(Document transcription data)
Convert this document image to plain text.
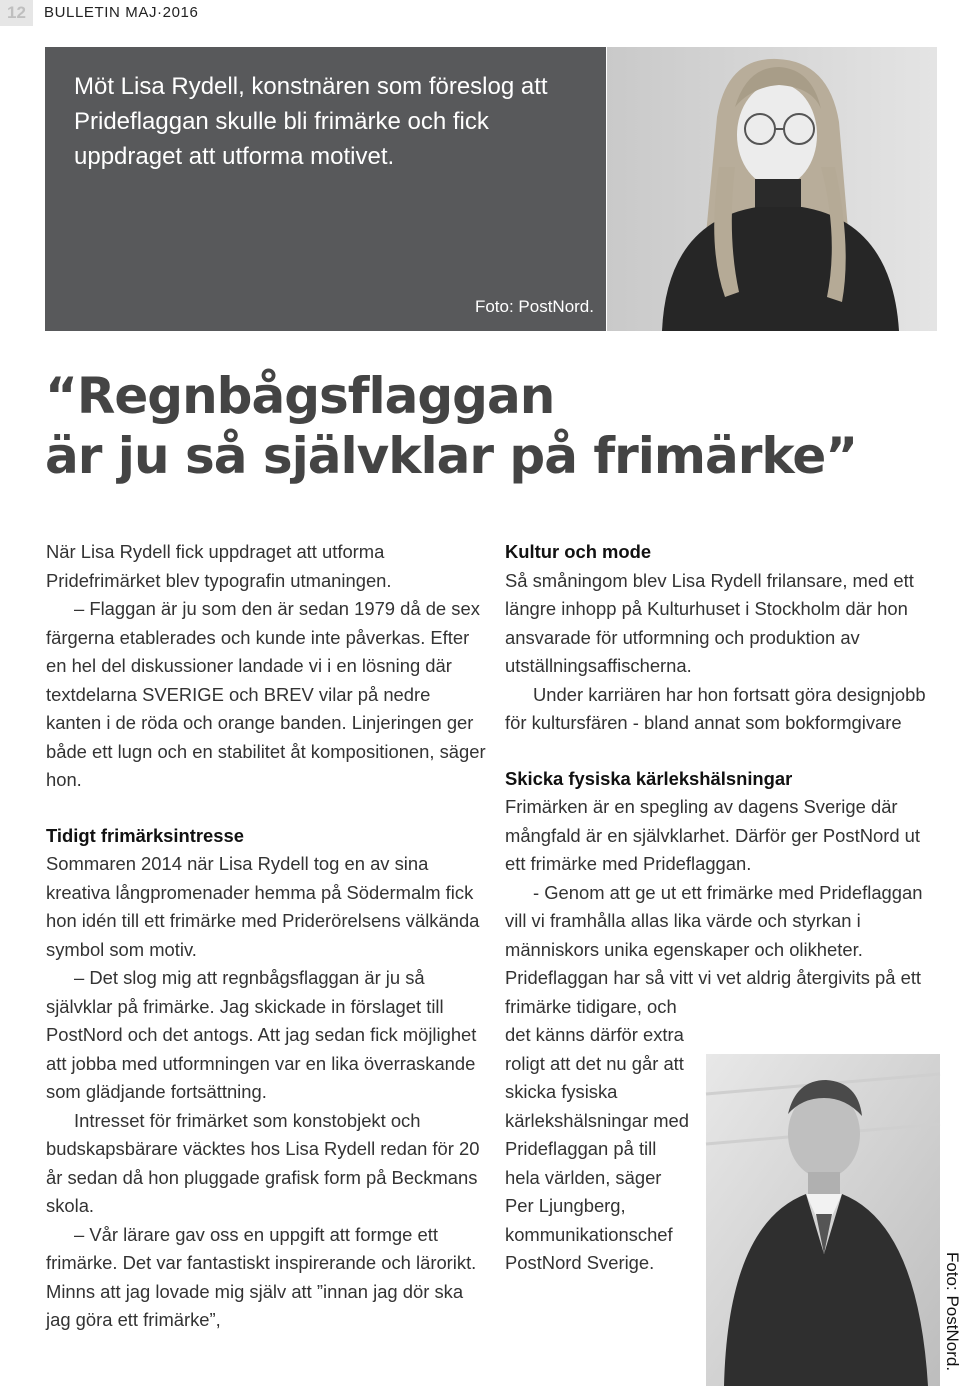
12	BULLETIN MAJ·2016
Möt Lisa Rydell, konstnären som föreslog att Prideflaggan skulle bli frimärke och fick uppdraget att utforma motivet.
Foto: PostNord.
“Regnbågsflaggan
är ju så självklar på frimärke”

När Lisa Rydell fick uppdraget att utforma Pridefrimärket blev typografin utmaningen.

– Flaggan är ju som den är sedan 1979 då de sex färgerna etablerades och kunde inte påverkas. Efter en hel del diskussioner landade vi i en lösning där textdelarna SVERIGE och BREV vilar på nedre kanten i de röda och orange banden. Linjeringen ger både ett lugn och en stabilitet åt kompositionen, säger hon.

Tidigt frimärksintresse

Sommaren 2014 när Lisa Rydell tog en av sina kreativa långpromenader hemma på Södermalm fick hon idén till ett frimärke med Priderörelsens välkända symbol som motiv.

– Det slog mig att regnbågsflaggan är ju så självklar på frimärke. Jag skickade in förslaget till PostNord och det antogs. Att jag sedan fick möjlighet att jobba med utformningen var en lika överraskande som glädjande fortsättning.

Intresset för frimärket som konstobjekt och budskapsbärare väcktes hos Lisa Rydell redan för 20 år sedan då hon pluggade grafisk form på Beckmans skola.

– Vår lärare gav oss en uppgift att formge ett frimärke. Det var fantastiskt inspirerande och lärorikt. Minns att jag lovade mig själv att ”innan jag dör ska jag göra ett frimärke”,

Kultur och mode

Så småningom blev Lisa Rydell frilansare, med ett längre inhopp på Kulturhuset i Stockholm där hon ansvarade för utformning och produktion av utställningsaffischerna.

Under karriären har hon fortsatt göra designjobb för kultursfären - bland annat som bokformgivare

Skicka fysiska kärlekshälsningar

Frimärken är en spegling av dagens Sverige där mångfald är en självklarhet. Därför ger PostNord ut ett frimärke med Prideflaggan.

- Genom att ge ut ett frimärke med Prideflaggan vill vi framhålla allas lika värde och styrkan i människors unika egenskaper och olikheter. Prideflaggan har så vitt vi vet aldrig återgivits på ett

frimärke tidigare, och det känns därför extra roligt att det nu går att skicka fysiska kärlekshälsningar med Prideflaggan på till hela världen, säger Per Ljungberg, kommunikationschef PostNord Sverige.	Foto: PostNord.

■ **Exercise directions**:
All of the entries must be reproduced exactly, apart from the pictures, which are to be dropped.

■ **Response**:
Convert this document image to plain text.
12	BULLETIN MAJ·2016
Möt Lisa Rydell, konstnären som föreslog att Prideflaggan skulle bli frimärke och fick uppdraget att utforma motivet.
Foto: PostNord.
“Regnbågsflaggan
är ju så självklar på frimärke”

När Lisa Rydell fick uppdraget att utforma Pridefrimärket blev typografin utmaningen.

– Flaggan är ju som den är sedan 1979 då de sex färgerna etablerades och kunde inte påverkas. Efter en hel del diskussioner landade vi i en lösning där textdelarna SVERIGE och BREV vilar på nedre kanten i de röda och orange banden. Linjeringen ger både ett lugn och en stabilitet åt kompositionen, säger hon.

Tidigt frimärksintresse

Sommaren 2014 när Lisa Rydell tog en av sina kreativa långpromenader hemma på Södermalm fick hon idén till ett frimärke med Priderörelsens välkända symbol som motiv.

– Det slog mig att regnbågsflaggan är ju så självklar på frimärke. Jag skickade in förslaget till PostNord och det antogs. Att jag sedan fick möjlighet att jobba med utformningen var en lika överraskande som glädjande fortsättning.

Intresset för frimärket som konstobjekt och budskapsbärare väcktes hos Lisa Rydell redan för 20 år sedan då hon pluggade grafisk form på Beckmans skola.

– Vår lärare gav oss en uppgift att formge ett frimärke. Det var fantastiskt inspirerande och lärorikt. Minns att jag lovade mig själv att ”innan jag dör ska jag göra ett frimärke”,

Kultur och mode

Så småningom blev Lisa Rydell frilansare, med ett längre inhopp på Kulturhuset i Stockholm där hon ansvarade för utformning och produktion av utställningsaffischerna.

Under karriären har hon fortsatt göra designjobb för kultursfären - bland annat som bokformgivare

Skicka fysiska kärlekshälsningar

Frimärken är en spegling av dagens Sverige där mångfald är en självklarhet. Därför ger PostNord ut ett frimärke med Prideflaggan.

- Genom att ge ut ett frimärke med Prideflaggan vill vi framhålla allas lika värde och styrkan i människors unika egenskaper och olikheter. Prideflaggan har så vitt vi vet aldrig återgivits på ett

frimärke tidigare, och det känns därför extra roligt att det nu går att skicka fysiska kärlekshälsningar med Prideflaggan på till hela världen, säger Per Ljungberg, kommunikationschef PostNord Sverige.	Foto: PostNord.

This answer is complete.